**SET PROBLEM**
Word for word, quote all of the material, omitting the pictures.

**RECORDS**

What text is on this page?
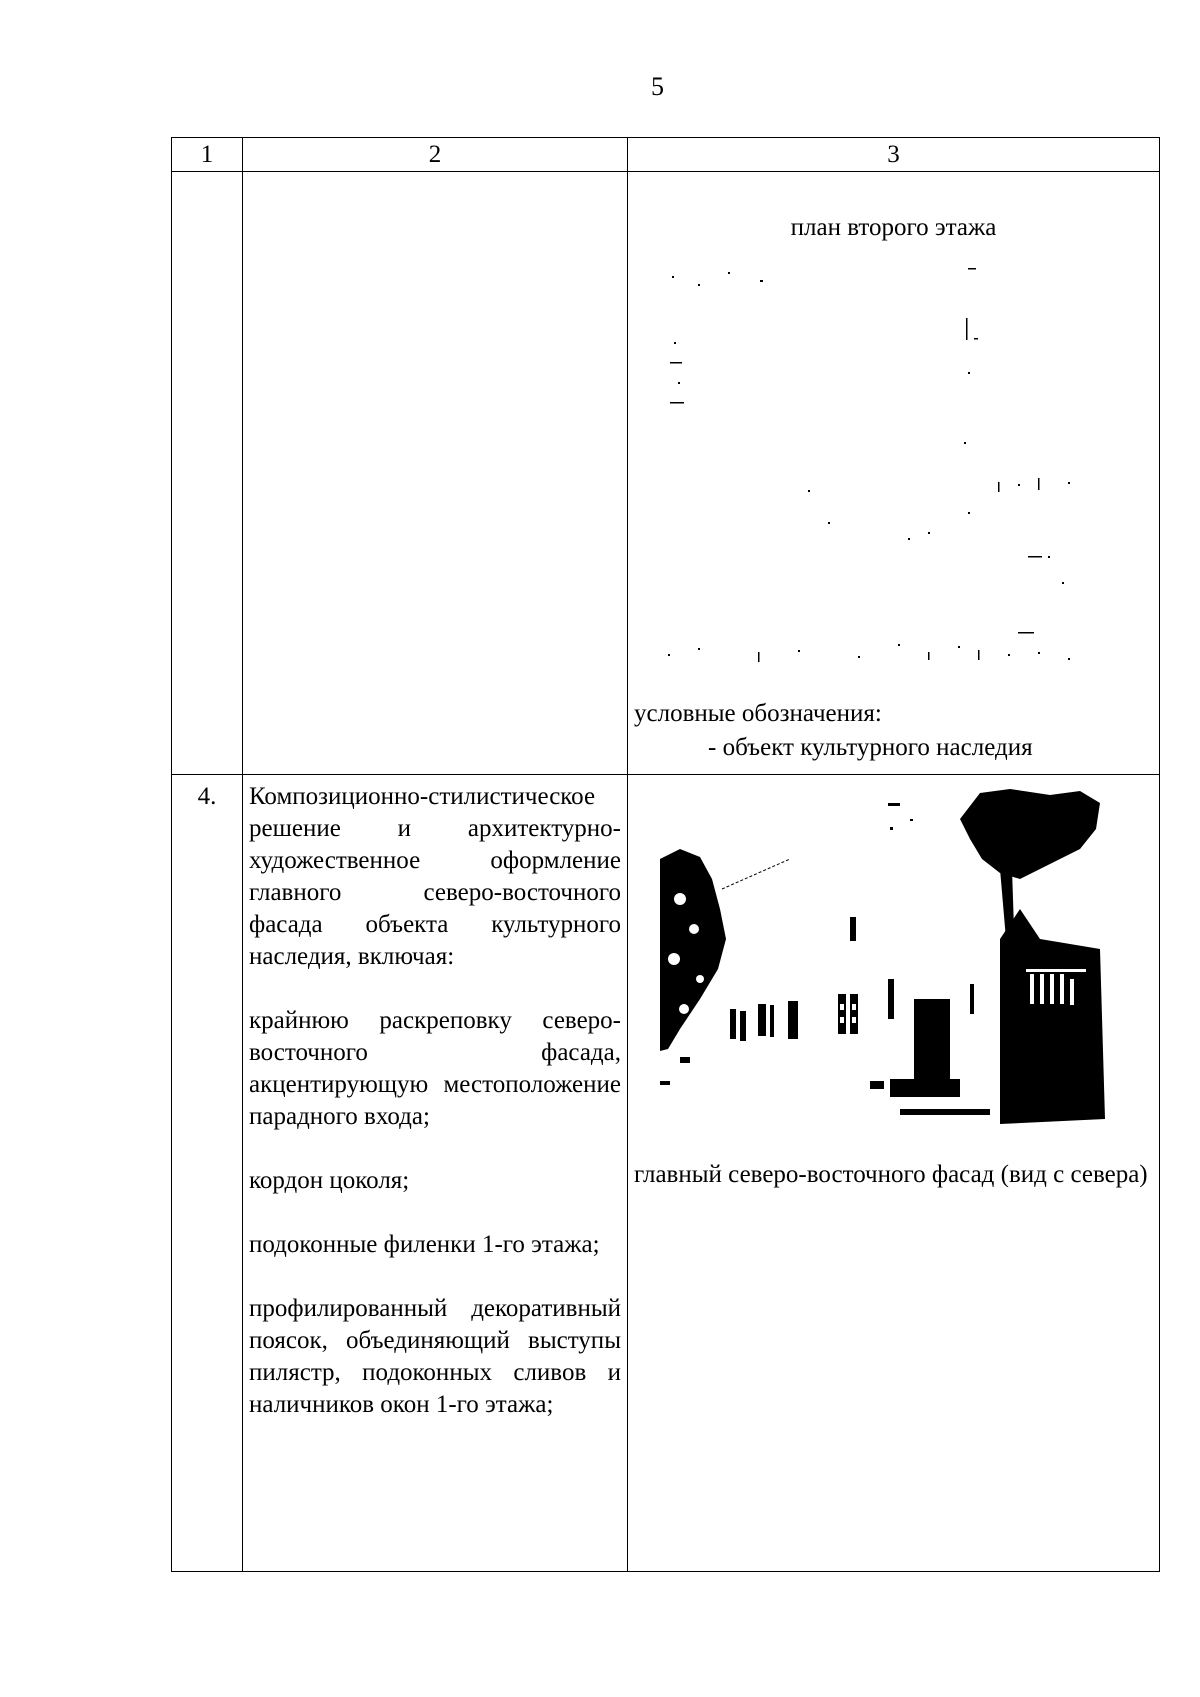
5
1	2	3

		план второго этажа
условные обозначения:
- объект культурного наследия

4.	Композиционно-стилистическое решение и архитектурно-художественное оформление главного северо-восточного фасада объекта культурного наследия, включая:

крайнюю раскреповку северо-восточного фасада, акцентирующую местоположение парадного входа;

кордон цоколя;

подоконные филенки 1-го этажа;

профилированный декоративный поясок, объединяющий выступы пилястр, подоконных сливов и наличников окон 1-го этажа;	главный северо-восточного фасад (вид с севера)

**WORKED SOLUTION**
What text is on this page?
5
1	2	3

		план второго этажа
условные обозначения:
- объект культурного наследия

4.	Композиционно-стилистическое решение и архитектурно-художественное оформление главного северо-восточного фасада объекта культурного наследия, включая:

крайнюю раскреповку северо-восточного фасада, акцентирующую местоположение парадного входа;

кордон цоколя;

подоконные филенки 1-го этажа;

профилированный декоративный поясок, объединяющий выступы пилястр, подоконных сливов и наличников окон 1-го этажа;	главный северо-восточного фасад (вид с севера)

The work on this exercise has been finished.